# [Task goal]
What follows is a set of records; restate each one word for word and drop the pictures.

# [Data to use]
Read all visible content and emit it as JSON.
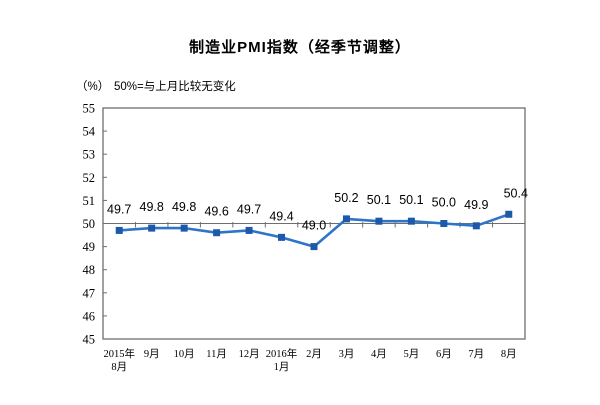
{
  "chart": {
    "title": "制造业PMI指数（经季节调整）",
    "unit_label": "（%）",
    "note": "50%=与上月比较无变化"
  },
  "chart_data": {
    "type": "line",
    "title": "制造业PMI指数（经季节调整）",
    "unit_label": "（%）",
    "note": "50%=与上月比较无变化",
    "categories": [
      "2015年\n8月",
      "9月",
      "10月",
      "11月",
      "12月",
      "2016年\n1月",
      "2月",
      "3月",
      "4月",
      "5月",
      "6月",
      "7月",
      "8月"
    ],
    "series": [
      {
        "name": "制造业PMI",
        "values": [
          49.7,
          49.8,
          49.8,
          49.6,
          49.7,
          49.4,
          49.0,
          50.2,
          50.1,
          50.1,
          50.0,
          49.9,
          50.4
        ]
      }
    ],
    "data_labels": [
      "49.7",
      "49.8",
      "49.8",
      "49.6",
      "49.7",
      "49.4",
      "49.0",
      "50.2",
      "50.1",
      "50.1",
      "50.0",
      "49.9",
      "50.4"
    ],
    "ylim": [
      45,
      55
    ],
    "ytick_step": 1,
    "yticks": [
      45,
      46,
      47,
      48,
      49,
      50,
      51,
      52,
      53,
      54,
      55
    ],
    "reference_line": 50,
    "grid": "off",
    "legend": "none",
    "colors": {
      "line": "#2E74C9",
      "marker": "#1D59A8",
      "axis": "#6E6E6E",
      "text": "#000000",
      "background": "#FFFFFF"
    }
  }
}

# [Output]
Read all visible content and emit it as JSON.
{
  "chart": {
    "title": "制造业PMI指数（经季节调整）",
    "unit_label": "（%）",
    "note": "50%=与上月比较无变化"
  },
  "chart_data": {
    "type": "line",
    "title": "制造业PMI指数（经季节调整）",
    "unit_label": "（%）",
    "note": "50%=与上月比较无变化",
    "categories": [
      "2015年\n8月",
      "9月",
      "10月",
      "11月",
      "12月",
      "2016年\n1月",
      "2月",
      "3月",
      "4月",
      "5月",
      "6月",
      "7月",
      "8月"
    ],
    "series": [
      {
        "name": "制造业PMI",
        "values": [
          49.7,
          49.8,
          49.8,
          49.6,
          49.7,
          49.4,
          49.0,
          50.2,
          50.1,
          50.1,
          50.0,
          49.9,
          50.4
        ]
      }
    ],
    "data_labels": [
      "49.7",
      "49.8",
      "49.8",
      "49.6",
      "49.7",
      "49.4",
      "49.0",
      "50.2",
      "50.1",
      "50.1",
      "50.0",
      "49.9",
      "50.4"
    ],
    "ylim": [
      45,
      55
    ],
    "ytick_step": 1,
    "yticks": [
      45,
      46,
      47,
      48,
      49,
      50,
      51,
      52,
      53,
      54,
      55
    ],
    "reference_line": 50,
    "grid": "off",
    "legend": "none",
    "colors": {
      "line": "#2E74C9",
      "marker": "#1D59A8",
      "axis": "#6E6E6E",
      "text": "#000000",
      "background": "#FFFFFF"
    }
  }
}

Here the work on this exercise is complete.